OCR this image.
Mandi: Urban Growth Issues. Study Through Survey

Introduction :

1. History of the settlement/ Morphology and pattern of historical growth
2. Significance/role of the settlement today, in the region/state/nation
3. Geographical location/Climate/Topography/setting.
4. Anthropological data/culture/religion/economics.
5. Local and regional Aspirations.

**Written exercise:**
Each line of the material above needs to be quoted exactly, please.

**Solution below:**
OCR this image.
Mandi: Urban Growth Issues. Study Through Survey

Introduction :

1. History of the settlement/ Morphology and pattern of historical growth
2. Significance/role of the settlement today, in the region/state/nation
3. Geographical location/Climate/Topography/setting.
4. Anthropological data/culture/religion/economics.
5. Local and regional Aspirations.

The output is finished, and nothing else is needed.